Task statement - Copy all lines that contain the word "subtitle".

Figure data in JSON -
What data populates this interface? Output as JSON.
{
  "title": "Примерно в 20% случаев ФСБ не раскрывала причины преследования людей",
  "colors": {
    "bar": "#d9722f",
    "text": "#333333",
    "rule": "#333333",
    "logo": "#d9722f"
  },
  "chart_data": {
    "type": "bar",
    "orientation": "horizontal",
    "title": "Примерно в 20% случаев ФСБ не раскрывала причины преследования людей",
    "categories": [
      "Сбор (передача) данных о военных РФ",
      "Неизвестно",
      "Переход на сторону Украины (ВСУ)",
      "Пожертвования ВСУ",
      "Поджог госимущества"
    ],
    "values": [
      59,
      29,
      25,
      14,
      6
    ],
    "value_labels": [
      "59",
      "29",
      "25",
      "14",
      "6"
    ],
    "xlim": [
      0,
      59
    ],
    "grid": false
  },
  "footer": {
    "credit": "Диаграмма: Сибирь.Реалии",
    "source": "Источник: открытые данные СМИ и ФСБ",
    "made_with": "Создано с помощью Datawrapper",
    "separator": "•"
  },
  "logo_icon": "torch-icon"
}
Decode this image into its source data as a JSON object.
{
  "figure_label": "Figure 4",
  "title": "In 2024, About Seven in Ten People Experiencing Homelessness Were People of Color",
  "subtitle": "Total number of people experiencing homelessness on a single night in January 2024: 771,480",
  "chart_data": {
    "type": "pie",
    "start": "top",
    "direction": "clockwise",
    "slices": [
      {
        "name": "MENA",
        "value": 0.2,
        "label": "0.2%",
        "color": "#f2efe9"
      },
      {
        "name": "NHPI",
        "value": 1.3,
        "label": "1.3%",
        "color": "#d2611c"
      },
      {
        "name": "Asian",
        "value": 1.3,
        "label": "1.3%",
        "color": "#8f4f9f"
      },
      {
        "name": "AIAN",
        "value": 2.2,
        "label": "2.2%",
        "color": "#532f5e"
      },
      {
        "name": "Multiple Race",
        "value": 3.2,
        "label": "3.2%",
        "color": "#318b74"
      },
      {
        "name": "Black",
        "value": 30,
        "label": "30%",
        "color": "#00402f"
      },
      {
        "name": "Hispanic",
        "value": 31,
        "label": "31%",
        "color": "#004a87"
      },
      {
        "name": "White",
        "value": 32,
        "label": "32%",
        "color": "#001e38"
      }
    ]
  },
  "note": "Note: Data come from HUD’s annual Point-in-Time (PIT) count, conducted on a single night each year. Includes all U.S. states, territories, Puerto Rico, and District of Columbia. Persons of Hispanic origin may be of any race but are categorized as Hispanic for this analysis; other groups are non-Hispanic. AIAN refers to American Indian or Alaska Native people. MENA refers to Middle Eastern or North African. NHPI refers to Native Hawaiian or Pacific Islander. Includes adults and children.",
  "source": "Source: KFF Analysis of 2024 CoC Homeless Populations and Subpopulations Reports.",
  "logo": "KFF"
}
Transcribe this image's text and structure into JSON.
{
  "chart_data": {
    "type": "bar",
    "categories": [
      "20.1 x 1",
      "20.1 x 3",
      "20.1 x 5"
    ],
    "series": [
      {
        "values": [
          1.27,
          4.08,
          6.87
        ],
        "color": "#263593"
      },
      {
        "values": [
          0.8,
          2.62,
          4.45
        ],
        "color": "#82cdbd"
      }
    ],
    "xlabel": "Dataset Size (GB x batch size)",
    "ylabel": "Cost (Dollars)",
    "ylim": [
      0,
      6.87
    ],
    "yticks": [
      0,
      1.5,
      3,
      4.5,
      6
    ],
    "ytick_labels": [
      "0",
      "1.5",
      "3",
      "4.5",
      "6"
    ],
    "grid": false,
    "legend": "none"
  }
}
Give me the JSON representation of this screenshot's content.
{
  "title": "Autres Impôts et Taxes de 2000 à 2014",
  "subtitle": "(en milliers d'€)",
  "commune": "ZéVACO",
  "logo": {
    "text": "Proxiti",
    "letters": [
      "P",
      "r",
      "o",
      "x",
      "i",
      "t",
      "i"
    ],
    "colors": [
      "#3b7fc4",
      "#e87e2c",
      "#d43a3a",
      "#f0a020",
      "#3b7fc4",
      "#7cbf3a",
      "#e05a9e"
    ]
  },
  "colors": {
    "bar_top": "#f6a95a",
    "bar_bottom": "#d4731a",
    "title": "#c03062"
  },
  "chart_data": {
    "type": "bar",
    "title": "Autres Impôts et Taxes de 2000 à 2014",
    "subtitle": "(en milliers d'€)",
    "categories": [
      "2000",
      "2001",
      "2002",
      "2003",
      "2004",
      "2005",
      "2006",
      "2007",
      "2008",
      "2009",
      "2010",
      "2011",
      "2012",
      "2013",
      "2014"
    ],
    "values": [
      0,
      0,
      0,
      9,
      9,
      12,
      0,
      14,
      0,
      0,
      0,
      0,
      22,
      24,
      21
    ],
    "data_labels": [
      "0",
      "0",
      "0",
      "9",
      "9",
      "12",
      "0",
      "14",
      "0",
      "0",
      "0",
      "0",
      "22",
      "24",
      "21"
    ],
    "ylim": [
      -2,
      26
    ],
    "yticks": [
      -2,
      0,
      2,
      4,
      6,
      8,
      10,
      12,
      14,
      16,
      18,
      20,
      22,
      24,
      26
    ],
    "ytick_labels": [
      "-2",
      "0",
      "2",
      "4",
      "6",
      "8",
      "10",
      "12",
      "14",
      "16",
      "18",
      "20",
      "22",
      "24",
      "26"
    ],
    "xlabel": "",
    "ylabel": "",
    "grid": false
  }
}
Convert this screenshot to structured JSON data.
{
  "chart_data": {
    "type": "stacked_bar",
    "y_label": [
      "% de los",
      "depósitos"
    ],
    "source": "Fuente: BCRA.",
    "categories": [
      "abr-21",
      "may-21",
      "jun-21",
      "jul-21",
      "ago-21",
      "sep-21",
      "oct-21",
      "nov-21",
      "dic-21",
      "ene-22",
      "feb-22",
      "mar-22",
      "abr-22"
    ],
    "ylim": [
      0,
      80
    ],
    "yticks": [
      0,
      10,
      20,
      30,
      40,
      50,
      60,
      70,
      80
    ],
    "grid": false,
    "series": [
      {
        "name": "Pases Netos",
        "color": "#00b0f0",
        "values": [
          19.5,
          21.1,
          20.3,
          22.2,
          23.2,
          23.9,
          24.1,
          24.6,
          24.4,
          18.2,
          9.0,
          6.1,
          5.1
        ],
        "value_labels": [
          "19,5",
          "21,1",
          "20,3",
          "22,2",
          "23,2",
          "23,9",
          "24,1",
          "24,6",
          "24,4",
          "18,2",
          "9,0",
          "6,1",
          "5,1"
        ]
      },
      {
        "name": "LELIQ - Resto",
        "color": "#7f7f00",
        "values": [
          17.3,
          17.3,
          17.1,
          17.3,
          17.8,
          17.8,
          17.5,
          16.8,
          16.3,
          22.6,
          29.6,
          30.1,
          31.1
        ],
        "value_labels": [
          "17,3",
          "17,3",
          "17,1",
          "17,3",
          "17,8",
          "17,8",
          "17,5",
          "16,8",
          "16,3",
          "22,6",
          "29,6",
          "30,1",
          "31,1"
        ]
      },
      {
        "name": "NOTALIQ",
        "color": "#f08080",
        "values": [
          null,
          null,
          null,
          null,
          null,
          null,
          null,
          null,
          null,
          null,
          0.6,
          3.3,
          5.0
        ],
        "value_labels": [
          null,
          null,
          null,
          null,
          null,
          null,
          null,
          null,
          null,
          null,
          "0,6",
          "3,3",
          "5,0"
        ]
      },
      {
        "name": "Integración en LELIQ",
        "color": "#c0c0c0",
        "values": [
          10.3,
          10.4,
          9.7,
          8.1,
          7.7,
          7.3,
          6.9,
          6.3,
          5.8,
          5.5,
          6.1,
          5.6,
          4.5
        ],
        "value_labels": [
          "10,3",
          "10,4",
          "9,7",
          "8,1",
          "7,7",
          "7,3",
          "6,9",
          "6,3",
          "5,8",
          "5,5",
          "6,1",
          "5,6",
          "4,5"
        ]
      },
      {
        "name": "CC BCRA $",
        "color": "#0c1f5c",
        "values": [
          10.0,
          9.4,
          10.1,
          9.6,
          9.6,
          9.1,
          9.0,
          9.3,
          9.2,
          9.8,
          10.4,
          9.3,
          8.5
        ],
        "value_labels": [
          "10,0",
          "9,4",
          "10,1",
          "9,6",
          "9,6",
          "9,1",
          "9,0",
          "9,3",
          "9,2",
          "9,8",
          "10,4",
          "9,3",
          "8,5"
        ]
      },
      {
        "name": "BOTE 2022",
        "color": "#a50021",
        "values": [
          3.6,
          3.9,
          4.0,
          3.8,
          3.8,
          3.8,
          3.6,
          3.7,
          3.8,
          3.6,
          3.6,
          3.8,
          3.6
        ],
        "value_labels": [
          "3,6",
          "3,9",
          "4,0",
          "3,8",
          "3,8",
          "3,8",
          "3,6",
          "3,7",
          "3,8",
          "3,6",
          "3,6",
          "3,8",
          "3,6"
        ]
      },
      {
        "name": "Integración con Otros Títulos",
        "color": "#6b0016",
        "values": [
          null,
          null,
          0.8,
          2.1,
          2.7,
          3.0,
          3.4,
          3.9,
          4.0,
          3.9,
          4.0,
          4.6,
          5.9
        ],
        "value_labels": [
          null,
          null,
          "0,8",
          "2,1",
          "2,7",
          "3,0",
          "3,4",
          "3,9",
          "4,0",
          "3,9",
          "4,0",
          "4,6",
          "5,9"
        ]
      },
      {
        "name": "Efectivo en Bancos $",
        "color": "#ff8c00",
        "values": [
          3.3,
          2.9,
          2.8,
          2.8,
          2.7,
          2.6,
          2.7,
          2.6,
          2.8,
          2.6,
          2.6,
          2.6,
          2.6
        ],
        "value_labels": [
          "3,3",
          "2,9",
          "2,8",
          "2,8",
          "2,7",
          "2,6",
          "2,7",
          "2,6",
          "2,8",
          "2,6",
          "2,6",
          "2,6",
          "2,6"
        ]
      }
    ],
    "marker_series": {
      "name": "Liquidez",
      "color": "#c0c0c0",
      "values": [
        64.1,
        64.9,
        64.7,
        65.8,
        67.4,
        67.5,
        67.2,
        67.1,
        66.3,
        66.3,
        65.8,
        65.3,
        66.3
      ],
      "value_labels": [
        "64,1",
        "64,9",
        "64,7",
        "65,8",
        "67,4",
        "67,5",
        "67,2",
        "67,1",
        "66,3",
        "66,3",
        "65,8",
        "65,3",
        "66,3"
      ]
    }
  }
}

Written solution -
  "subtitle": "Total number of people experiencing homelessness on a single night in January 2024: 771,480",
  "subtitle": "(en milliers d'€)",
    "subtitle": "(en milliers d'€)",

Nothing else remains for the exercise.